### GOAL
Rewrite everything from the start of the entries down to the line that contains "383, 1017, 440]", with "average" replaced by "mean" and everything else unchanged.

### ENTRIES SHOWN

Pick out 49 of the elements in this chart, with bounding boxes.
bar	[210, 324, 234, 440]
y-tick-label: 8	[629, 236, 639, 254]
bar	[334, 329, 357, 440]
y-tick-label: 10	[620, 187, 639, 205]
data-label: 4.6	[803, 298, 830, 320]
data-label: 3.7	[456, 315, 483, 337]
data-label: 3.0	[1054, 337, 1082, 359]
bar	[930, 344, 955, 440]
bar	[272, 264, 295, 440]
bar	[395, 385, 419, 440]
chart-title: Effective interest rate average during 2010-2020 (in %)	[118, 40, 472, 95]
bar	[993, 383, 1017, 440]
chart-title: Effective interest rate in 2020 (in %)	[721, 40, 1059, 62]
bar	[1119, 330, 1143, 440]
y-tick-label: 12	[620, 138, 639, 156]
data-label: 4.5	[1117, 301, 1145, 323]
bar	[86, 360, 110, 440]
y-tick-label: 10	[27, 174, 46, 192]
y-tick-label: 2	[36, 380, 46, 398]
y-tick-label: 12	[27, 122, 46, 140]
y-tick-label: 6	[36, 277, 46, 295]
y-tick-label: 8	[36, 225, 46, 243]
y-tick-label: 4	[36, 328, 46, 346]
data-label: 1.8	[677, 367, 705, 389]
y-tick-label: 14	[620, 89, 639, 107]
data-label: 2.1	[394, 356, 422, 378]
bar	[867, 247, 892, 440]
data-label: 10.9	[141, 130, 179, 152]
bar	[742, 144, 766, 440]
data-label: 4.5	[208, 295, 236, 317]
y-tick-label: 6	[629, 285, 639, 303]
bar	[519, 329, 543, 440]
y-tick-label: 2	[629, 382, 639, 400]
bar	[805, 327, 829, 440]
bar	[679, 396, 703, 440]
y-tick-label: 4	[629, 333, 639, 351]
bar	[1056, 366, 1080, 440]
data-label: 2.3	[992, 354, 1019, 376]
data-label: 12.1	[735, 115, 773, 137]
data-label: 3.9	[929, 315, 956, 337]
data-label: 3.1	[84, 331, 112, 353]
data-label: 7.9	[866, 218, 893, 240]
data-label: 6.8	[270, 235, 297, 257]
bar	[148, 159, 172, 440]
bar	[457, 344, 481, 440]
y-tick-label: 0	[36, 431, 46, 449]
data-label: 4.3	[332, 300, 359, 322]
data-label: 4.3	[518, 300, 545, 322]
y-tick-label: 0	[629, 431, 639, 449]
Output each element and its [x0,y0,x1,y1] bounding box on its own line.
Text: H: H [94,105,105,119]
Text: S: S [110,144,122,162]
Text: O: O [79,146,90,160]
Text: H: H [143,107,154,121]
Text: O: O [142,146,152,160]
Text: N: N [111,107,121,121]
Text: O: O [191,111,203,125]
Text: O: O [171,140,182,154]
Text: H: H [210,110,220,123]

### RESPONSE
Pick out 49 of the elements in this chart, with bounding boxes.
bar	[210, 324, 234, 440]
y-tick-label: 8	[629, 236, 639, 254]
bar	[334, 329, 357, 440]
y-tick-label: 10	[620, 187, 639, 205]
data-label: 4.6	[803, 298, 830, 320]
data-label: 3.7	[456, 315, 483, 337]
data-label: 3.0	[1054, 337, 1082, 359]
bar	[930, 344, 955, 440]
bar	[272, 264, 295, 440]
bar	[395, 385, 419, 440]
chart-title: Effective interest rate mean during 2010-2020 (in %)	[118, 40, 472, 95]
bar	[993, 383, 1017, 440]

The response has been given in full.